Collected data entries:
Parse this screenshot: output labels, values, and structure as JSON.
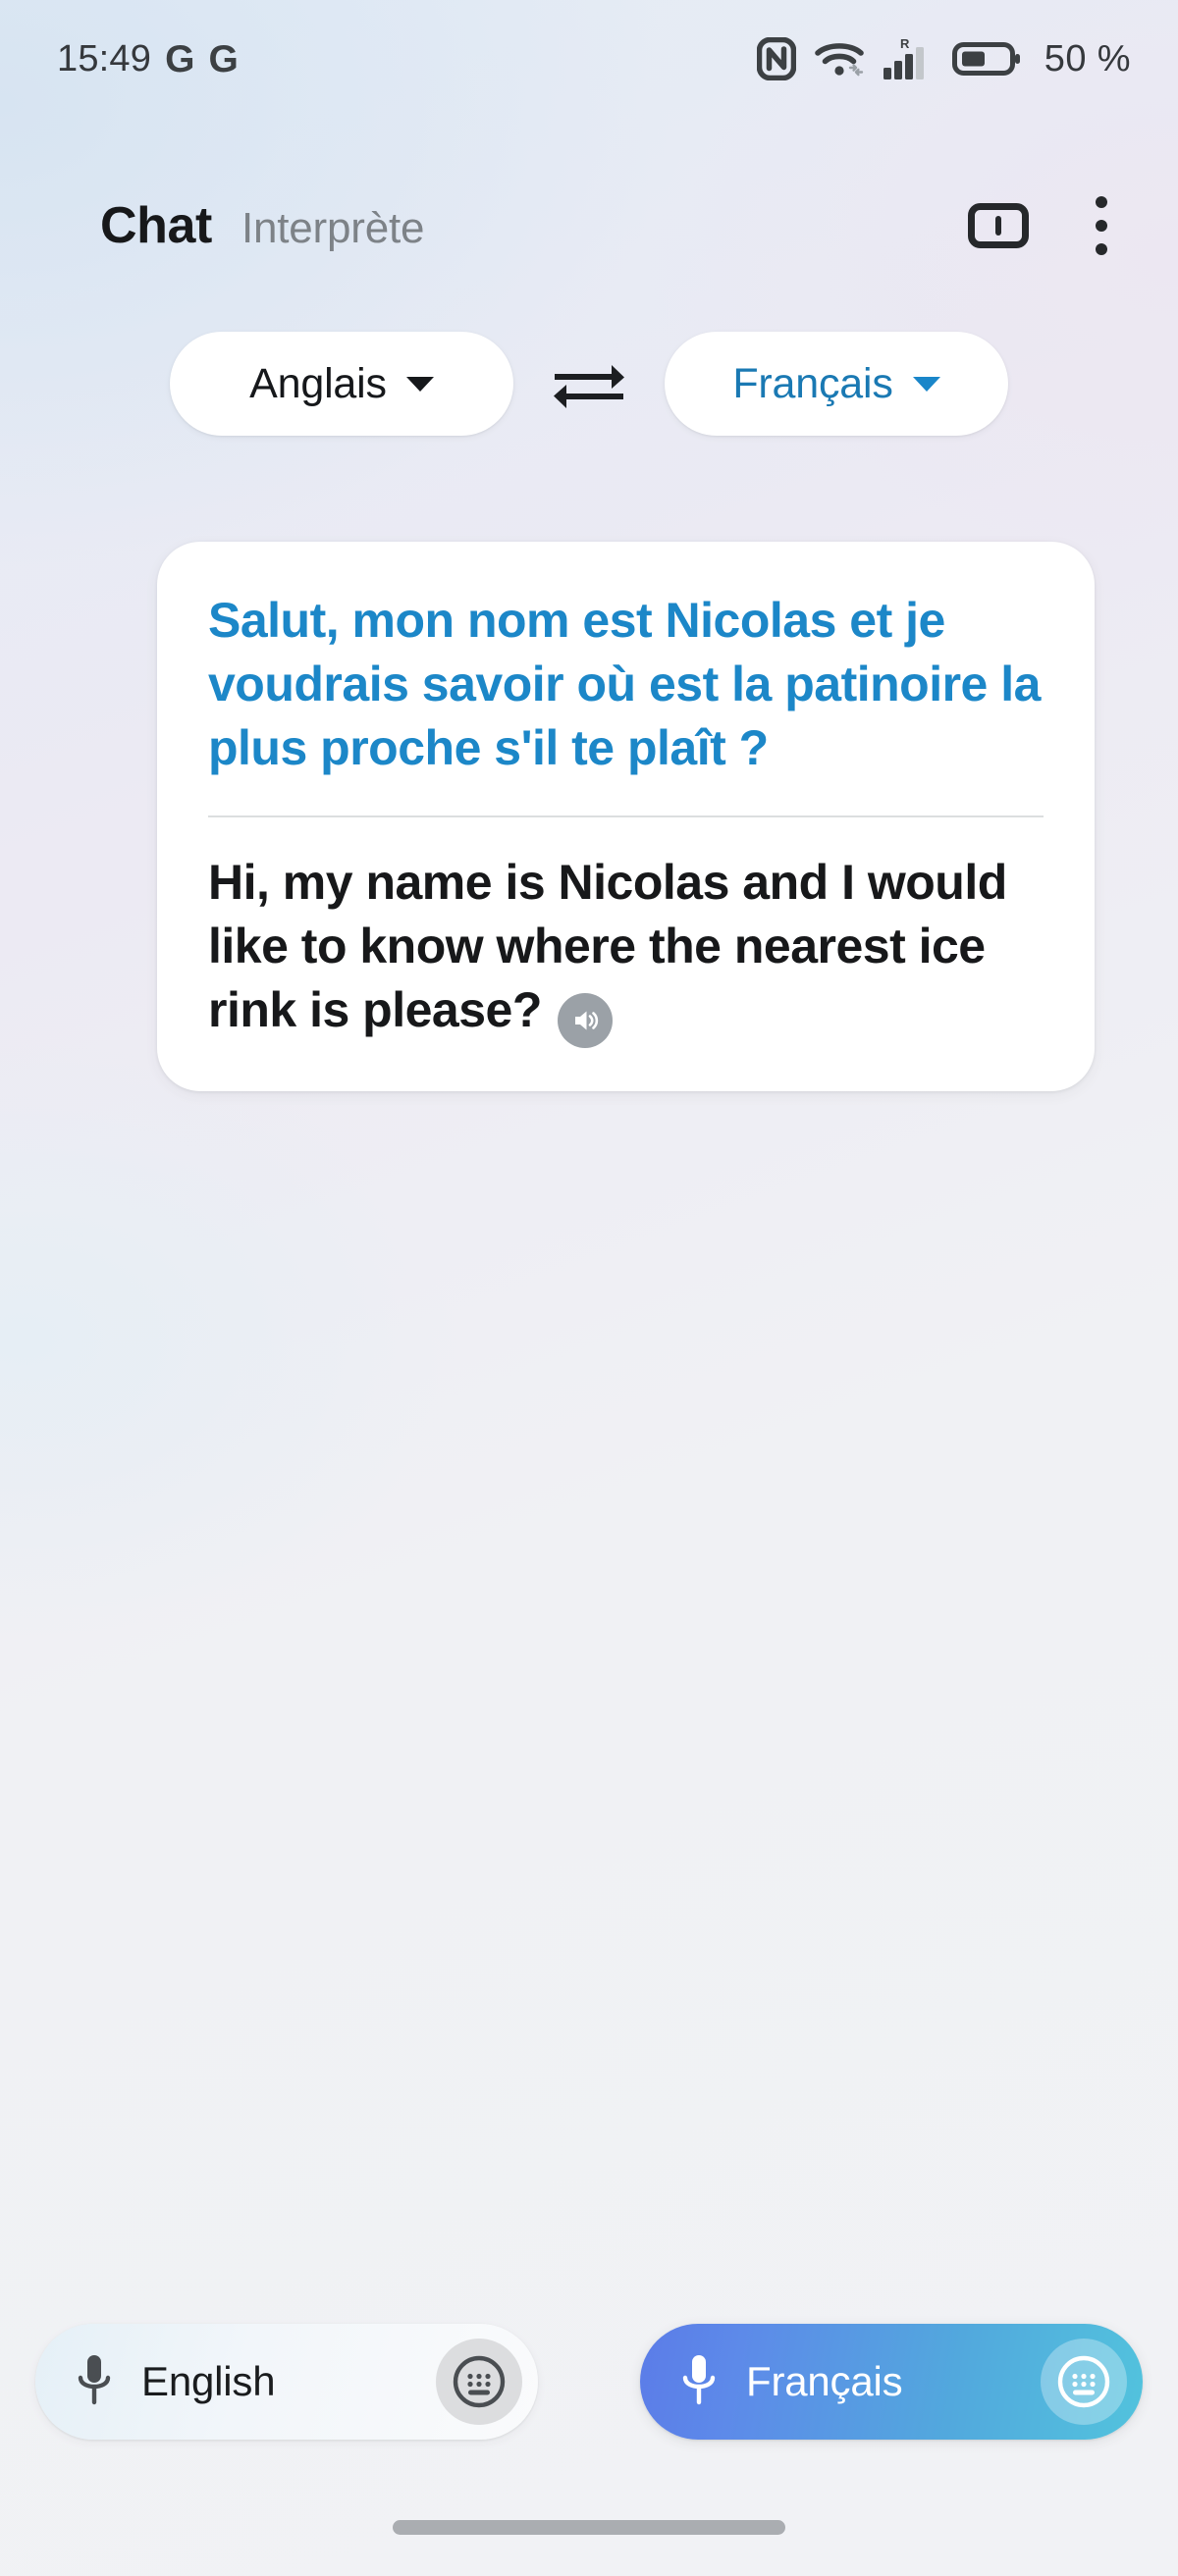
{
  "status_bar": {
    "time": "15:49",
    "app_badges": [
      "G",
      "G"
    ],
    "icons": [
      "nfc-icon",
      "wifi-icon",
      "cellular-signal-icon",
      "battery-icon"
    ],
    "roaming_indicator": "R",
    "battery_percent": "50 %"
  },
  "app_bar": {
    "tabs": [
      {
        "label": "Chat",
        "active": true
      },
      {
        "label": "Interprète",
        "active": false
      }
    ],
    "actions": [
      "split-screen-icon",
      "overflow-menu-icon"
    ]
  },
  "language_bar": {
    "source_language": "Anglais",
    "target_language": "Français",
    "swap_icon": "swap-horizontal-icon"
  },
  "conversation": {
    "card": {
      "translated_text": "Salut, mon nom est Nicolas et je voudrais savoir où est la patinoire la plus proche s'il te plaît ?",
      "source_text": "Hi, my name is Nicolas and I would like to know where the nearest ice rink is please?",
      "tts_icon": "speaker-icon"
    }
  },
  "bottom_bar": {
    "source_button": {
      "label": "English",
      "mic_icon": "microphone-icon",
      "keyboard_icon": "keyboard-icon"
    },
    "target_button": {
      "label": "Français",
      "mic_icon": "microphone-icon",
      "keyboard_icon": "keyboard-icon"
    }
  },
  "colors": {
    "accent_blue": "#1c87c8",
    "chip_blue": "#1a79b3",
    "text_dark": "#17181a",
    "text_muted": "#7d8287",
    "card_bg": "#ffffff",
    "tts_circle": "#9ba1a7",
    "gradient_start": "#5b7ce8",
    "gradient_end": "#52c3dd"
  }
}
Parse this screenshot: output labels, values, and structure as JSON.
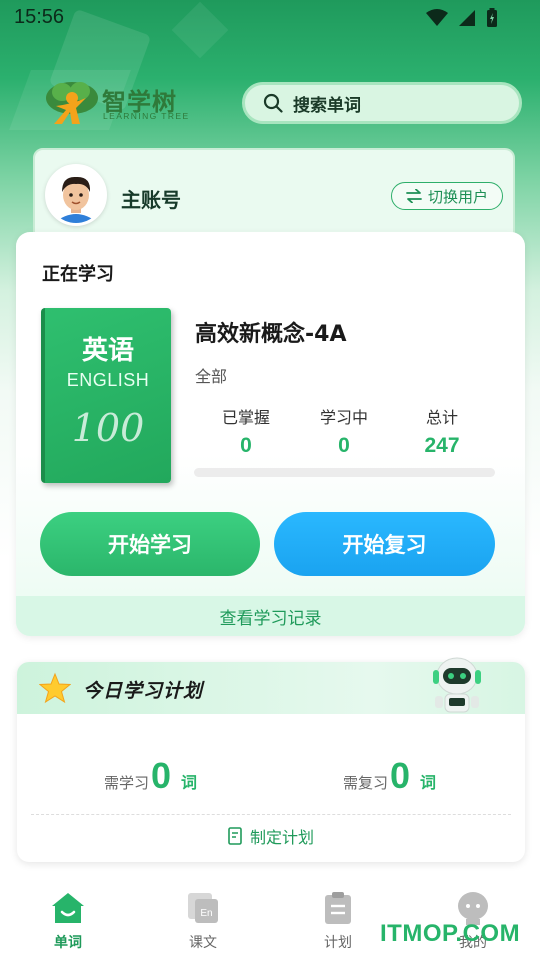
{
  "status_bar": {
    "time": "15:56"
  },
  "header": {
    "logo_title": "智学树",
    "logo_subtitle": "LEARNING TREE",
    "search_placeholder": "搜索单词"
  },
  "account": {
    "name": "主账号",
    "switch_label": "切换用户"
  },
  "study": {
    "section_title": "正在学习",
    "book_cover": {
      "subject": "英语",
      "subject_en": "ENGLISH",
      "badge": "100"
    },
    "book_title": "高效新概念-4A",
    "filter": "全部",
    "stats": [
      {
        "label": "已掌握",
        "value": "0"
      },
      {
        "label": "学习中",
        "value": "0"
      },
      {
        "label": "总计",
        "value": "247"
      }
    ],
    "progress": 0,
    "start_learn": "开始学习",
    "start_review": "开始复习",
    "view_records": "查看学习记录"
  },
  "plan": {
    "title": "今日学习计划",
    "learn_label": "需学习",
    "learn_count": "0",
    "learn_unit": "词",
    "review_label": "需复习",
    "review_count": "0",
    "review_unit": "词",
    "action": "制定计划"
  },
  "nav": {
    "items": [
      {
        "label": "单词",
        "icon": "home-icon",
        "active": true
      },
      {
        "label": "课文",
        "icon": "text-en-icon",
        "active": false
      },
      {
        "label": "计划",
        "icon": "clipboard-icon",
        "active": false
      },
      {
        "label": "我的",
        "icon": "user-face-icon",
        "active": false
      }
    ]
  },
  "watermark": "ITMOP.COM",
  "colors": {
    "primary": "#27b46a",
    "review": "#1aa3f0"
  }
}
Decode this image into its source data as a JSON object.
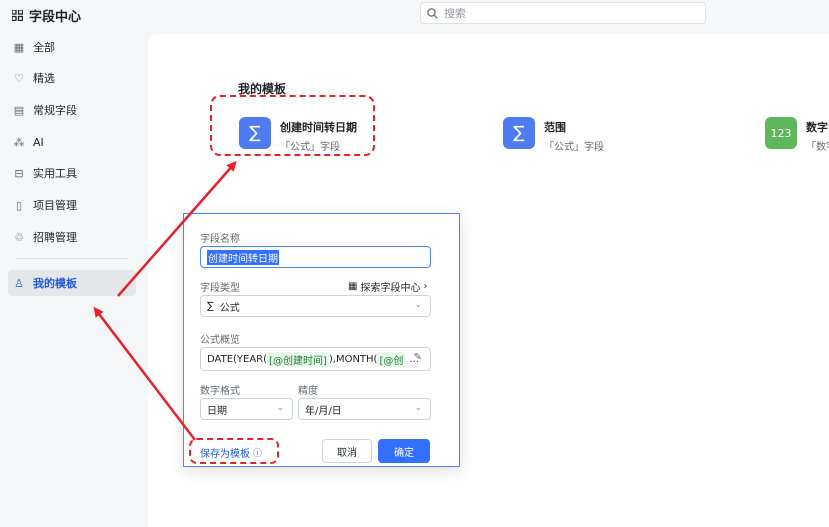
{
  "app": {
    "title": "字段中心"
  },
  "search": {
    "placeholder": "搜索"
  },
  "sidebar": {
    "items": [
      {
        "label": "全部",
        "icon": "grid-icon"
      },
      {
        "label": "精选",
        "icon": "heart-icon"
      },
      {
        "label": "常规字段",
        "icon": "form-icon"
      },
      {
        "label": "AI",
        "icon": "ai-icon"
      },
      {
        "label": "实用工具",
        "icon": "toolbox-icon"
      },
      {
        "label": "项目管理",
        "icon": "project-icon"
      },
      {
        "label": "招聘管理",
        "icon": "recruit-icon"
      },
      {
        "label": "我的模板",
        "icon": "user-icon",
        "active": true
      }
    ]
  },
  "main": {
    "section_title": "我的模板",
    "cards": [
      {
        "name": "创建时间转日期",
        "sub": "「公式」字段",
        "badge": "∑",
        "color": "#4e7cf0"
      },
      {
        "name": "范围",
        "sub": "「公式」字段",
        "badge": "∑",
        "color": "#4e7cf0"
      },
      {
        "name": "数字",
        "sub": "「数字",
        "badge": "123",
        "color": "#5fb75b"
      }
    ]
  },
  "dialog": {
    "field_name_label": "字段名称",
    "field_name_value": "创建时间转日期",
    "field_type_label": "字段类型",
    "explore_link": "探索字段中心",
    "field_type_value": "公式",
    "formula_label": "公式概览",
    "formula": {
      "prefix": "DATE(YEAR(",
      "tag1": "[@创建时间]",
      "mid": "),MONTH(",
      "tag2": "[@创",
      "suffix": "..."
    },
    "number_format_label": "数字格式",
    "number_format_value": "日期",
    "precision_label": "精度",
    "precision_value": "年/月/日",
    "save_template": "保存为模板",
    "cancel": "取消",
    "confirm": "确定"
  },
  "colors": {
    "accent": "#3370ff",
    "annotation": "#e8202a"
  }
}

Written instruction: Go through the material line by line. Show each line that contains the string "Nicolas".

Response for this exercise:
      "translated_text": "Salut, mon nom est Nicolas et je voudrais savoir où est la patinoire la plus proche s'il te plaît ?",
      "source_text": "Hi, my name is Nicolas and I would like to know where the nearest ice rink is please?",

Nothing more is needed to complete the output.